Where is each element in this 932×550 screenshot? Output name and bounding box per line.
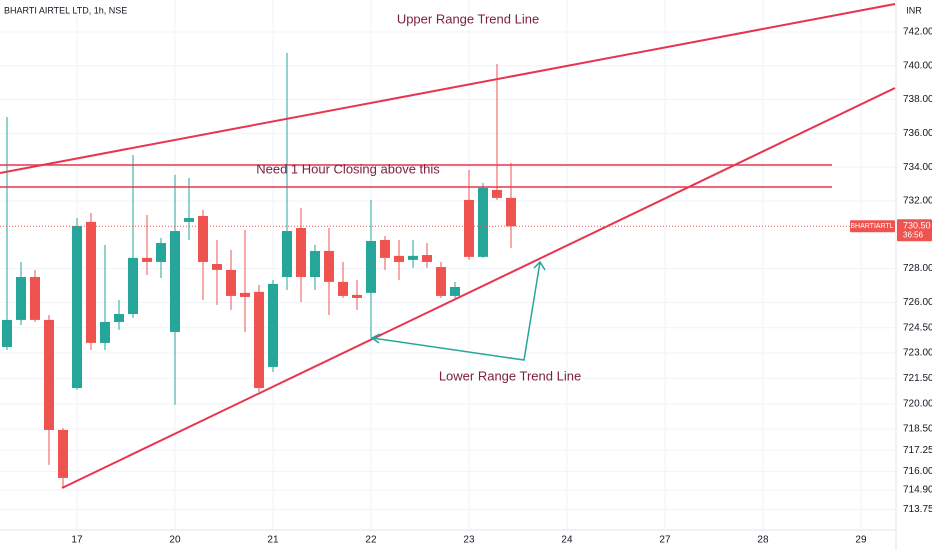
annotation: Need 1 Hour Closing above this [256,161,440,176]
candle-body [379,239,390,258]
candles [1,52,516,488]
currency: INR [906,5,922,15]
x-tick-label: 20 [169,535,181,546]
candle-body [253,291,264,389]
candle-body [211,263,222,270]
countdown: 36:56 [903,230,924,239]
candle-body [351,294,362,298]
candle-body [225,269,236,296]
x-tick-label: 28 [757,535,769,546]
candle-body [113,314,124,322]
price-tag-bg [897,219,932,242]
candle-body [183,218,194,222]
candle-body [141,257,152,262]
candle-body [99,321,110,343]
candle-body [85,221,96,343]
axes: 742.00 740.00 738.00 736.00 734.00 732.00 728.… [71,27,932,546]
symbol-tag-bg [850,220,895,233]
candle-body [365,241,376,293]
y-tick-label: 736.00 [903,128,932,139]
annotation: Lower Range Trend Line [439,368,581,383]
price-tag: 730.50 [903,221,931,231]
candle-body [309,250,320,277]
candle-body [197,215,208,262]
y-tick-label: 724.50 [903,322,932,333]
candle-body [15,276,26,320]
y-tick-label: 734.00 [903,162,932,173]
y-tick-label: 716.00 [903,466,932,477]
candle-body [393,255,404,262]
y-tick-label: 728.00 [903,263,932,274]
y-tick-label: 726.00 [903,297,932,308]
candle-body [323,250,334,282]
y-tick-label: 717.25 [903,445,932,456]
y-tick-label: 720.00 [903,398,932,409]
candle-body [281,231,292,277]
candle-body [505,197,516,227]
y-tick-label: 714.90 [903,485,932,496]
candle-body [57,429,68,478]
x-tick-label: 23 [463,535,475,546]
candle-body [127,257,138,315]
candle-body [435,267,446,296]
candle-body [267,283,278,367]
arrowhead [370,333,381,344]
candle-body [463,199,474,257]
symbol-tag: BHARTIARTL [850,223,893,230]
candle-body [239,292,250,297]
y-tick-label: 723.00 [903,348,932,359]
candle-body [421,255,432,262]
upper-trend-line [0,3,896,174]
y-tick-label: 738.00 [903,94,932,105]
y-tick-label: 718.50 [903,424,932,435]
x-tick-label: 27 [659,535,671,546]
candle-body [337,281,348,296]
candle-body [43,319,54,430]
x-tick-label: 22 [365,535,377,546]
x-tick-label: 24 [561,535,573,546]
candle-body [71,225,82,389]
candle-body [295,227,306,277]
chart-title: BHARTI AIRTEL LTD, 1h, NSE [4,5,127,15]
annotation: Upper Range Trend Line [397,11,539,26]
x-tick-label: 21 [267,535,279,546]
arrow [371,261,541,361]
y-tick-label: 742.00 [903,27,932,38]
candle-body [1,319,12,347]
y-tick-label: 732.00 [903,196,932,207]
candle-body [449,286,460,296]
candle-body [169,231,180,332]
candle-body [407,255,418,260]
candle-body [477,187,488,257]
y-tick-label: 740.00 [903,60,932,71]
candle-body [29,276,40,320]
y-tick-label: 713.75 [903,504,932,515]
x-tick-label: 29 [855,535,867,546]
arrowhead [533,260,546,271]
candle-body [491,189,502,198]
lower-trend-line [61,87,896,489]
candle-body [155,243,166,262]
y-tick-label: 721.50 [903,373,932,384]
x-tick-label: 17 [71,535,83,546]
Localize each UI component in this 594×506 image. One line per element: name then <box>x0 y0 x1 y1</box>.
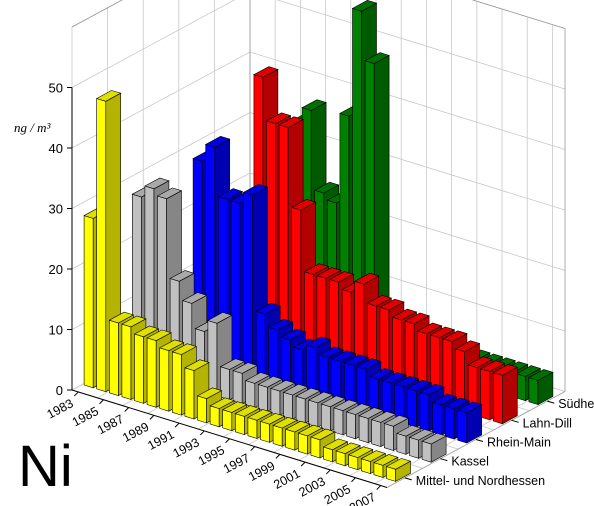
element-label: Ni <box>18 434 73 499</box>
z-tick-label: 40 <box>49 141 63 156</box>
year-tick <box>73 391 79 397</box>
year-tick <box>149 414 155 420</box>
z-tick-label: 50 <box>49 81 63 96</box>
year-tick <box>275 453 281 459</box>
z-tick-label: 0 <box>56 383 63 398</box>
grid-line-z <box>71 0 566 29</box>
bar <box>456 401 483 444</box>
series-label: Rhein-Main <box>487 436 551 450</box>
series-tick <box>404 477 412 481</box>
series-label: Kassel <box>451 455 489 469</box>
year-tick <box>250 446 256 451</box>
year-tick <box>99 399 104 405</box>
grid-line-z <box>71 0 566 90</box>
series-label: Südhessen <box>558 397 594 411</box>
year-tick <box>376 485 382 490</box>
year-tick <box>351 477 356 483</box>
z-tick-label: 20 <box>49 262 63 277</box>
axis-box-edge <box>71 0 123 28</box>
series-tick <box>440 458 448 462</box>
bar <box>421 432 447 463</box>
z-tick-label: 30 <box>49 202 63 217</box>
bar <box>492 364 519 425</box>
axis-box-edge <box>471 0 566 29</box>
series-tick <box>547 400 555 404</box>
bar <box>528 369 554 406</box>
year-tick <box>124 407 130 412</box>
series-label: Lahn-Dill <box>523 416 572 430</box>
series-tick <box>511 419 519 423</box>
year-tick <box>199 430 205 436</box>
series-label: Mittel- und Nordhessen <box>416 474 545 488</box>
bar <box>385 458 412 482</box>
year-tick <box>174 422 180 428</box>
year-tick <box>325 469 331 475</box>
year-tick <box>300 461 306 467</box>
series-tick <box>475 439 484 442</box>
z-axis-unit-label: ng / m³ <box>14 120 51 135</box>
z-tick-label: 10 <box>49 323 63 338</box>
year-tick <box>225 438 230 444</box>
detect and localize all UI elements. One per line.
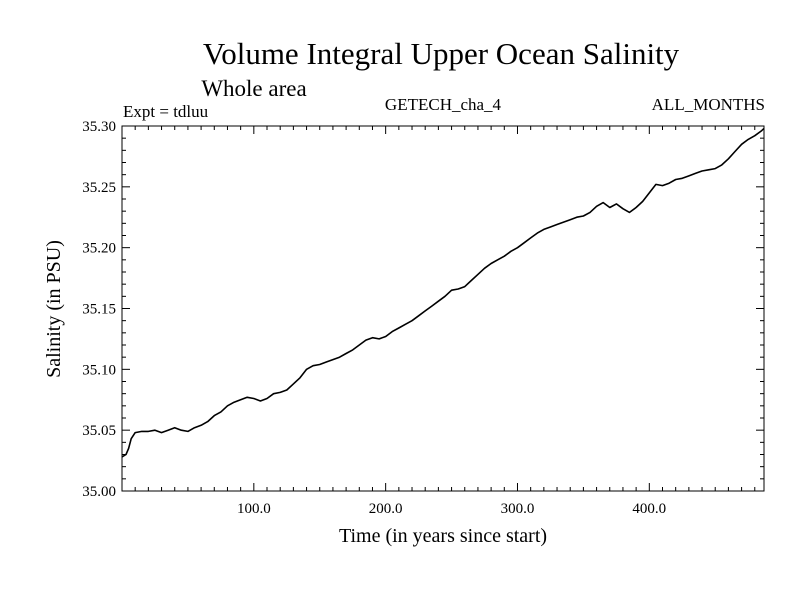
x-tick-label: 200.0 — [369, 501, 403, 517]
y-tick-label: 35.25 — [82, 180, 116, 196]
x-tick-label: 400.0 — [632, 501, 666, 517]
y-tick-label: 35.10 — [82, 362, 116, 378]
run-label: GETECH_cha_4 — [385, 95, 502, 114]
chart-subtitle: Whole area — [201, 76, 306, 101]
y-tick-label: 35.20 — [82, 241, 116, 257]
x-tick-label: 100.0 — [237, 501, 271, 517]
x-axis-label: Time (in years since start) — [339, 525, 547, 547]
chart-title: Volume Integral Upper Ocean Salinity — [203, 36, 680, 71]
y-tick-label: 35.05 — [82, 423, 116, 439]
y-tick-label: 35.15 — [82, 302, 116, 318]
salinity-series-line — [121, 127, 765, 458]
y-tick-label: 35.00 — [82, 484, 116, 500]
plot-frame — [121, 125, 765, 492]
x-tick-label: 300.0 — [501, 501, 535, 517]
months-label: ALL_MONTHS — [652, 95, 765, 114]
experiment-label: Expt = tdluu — [123, 102, 209, 121]
y-axis-label: Salinity (in PSU) — [43, 240, 65, 378]
y-tick-label: 35.30 — [82, 119, 116, 135]
axes: 100.0 200.0 300.0 400.0 35.00 35.05 35.10 35.15… — [82, 119, 764, 517]
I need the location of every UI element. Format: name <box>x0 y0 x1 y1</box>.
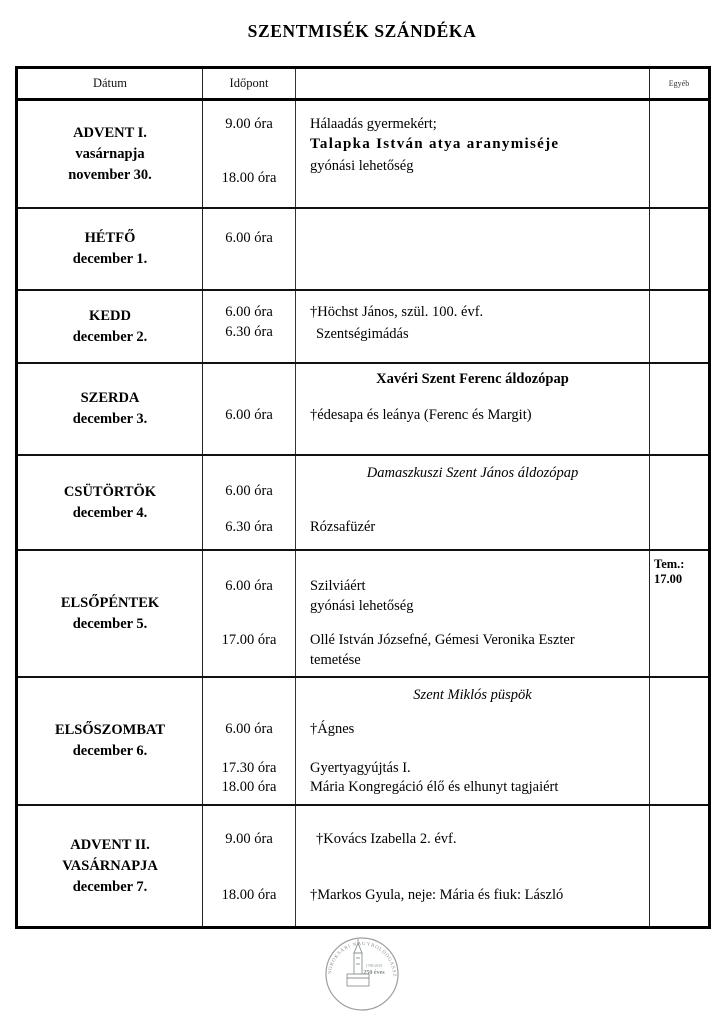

▶ _Given exercise_: Convert the records into a numbered list, starting at the line that contains "element-label: Ni <box>18 434 73 499</box>" and ending at the line that contains "detect and localize", with both of those lines included and any blank lines omitted.

▶ _Solution to this problem_:
1. element-label: Ni <box>18 434 73 499</box>
2. z-tick-label: 40 <box>49 141 63 156</box>
3. year-tick <box>73 391 79 397</box>
4. year-tick <box>149 414 155 420</box>
5. z-tick-label: 50 <box>49 81 63 96</box>
6. year-tick <box>275 453 281 459</box>
7. z-tick-label: 0 <box>56 383 63 398</box>
8. grid-line-z <box>71 0 566 29</box>
9. bar <box>456 401 483 444</box>
10. series-label: Rhein-Main <box>487 436 551 450</box>
11. series-tick <box>404 477 412 481</box>
12. series-label: Kassel <box>451 455 489 469</box>
13. year-tick <box>250 446 256 451</box>
14. year-tick <box>99 399 104 405</box>
15. grid-line-z <box>71 0 566 90</box>
16. series-label: Südhessen <box>558 397 594 411</box>
17. year-tick <box>376 485 382 490</box>
18. year-tick <box>351 477 356 483</box>
19. z-tick-label: 20 <box>49 262 63 277</box>
20. axis-box-edge <box>71 0 123 28</box>
21. series-tick <box>440 458 448 462</box>
22. bar <box>421 432 447 463</box>
23. z-tick-label: 30 <box>49 202 63 217</box>
24. bar <box>492 364 519 425</box>
25. axis-box-edge <box>471 0 566 29</box>
26. series-tick <box>547 400 555 404</box>
27. bar <box>528 369 554 406</box>
28. year-tick <box>124 407 130 412</box>
29. series-label: Lahn-Dill <box>523 416 572 430</box>
30. series-tick <box>511 419 519 423</box>
31. year-tick <box>199 430 205 436</box>
32. series-label: Mittel- und Nordhessen <box>416 474 545 488</box>
33. bar <box>385 458 412 482</box>
34. year-tick <box>174 422 180 428</box>
35. year-tick <box>325 469 331 475</box>
36. year-tick <box>300 461 306 467</box>
37. series-tick <box>475 439 484 442</box>
38. z-axis-unit-label: ng / m³ <box>14 120 51 135</box>
39. z-tick-label: 10 <box>49 323 63 338</box>
40. year-tick <box>225 438 230 444</box>
41. detect and localize all UI elements. One per line.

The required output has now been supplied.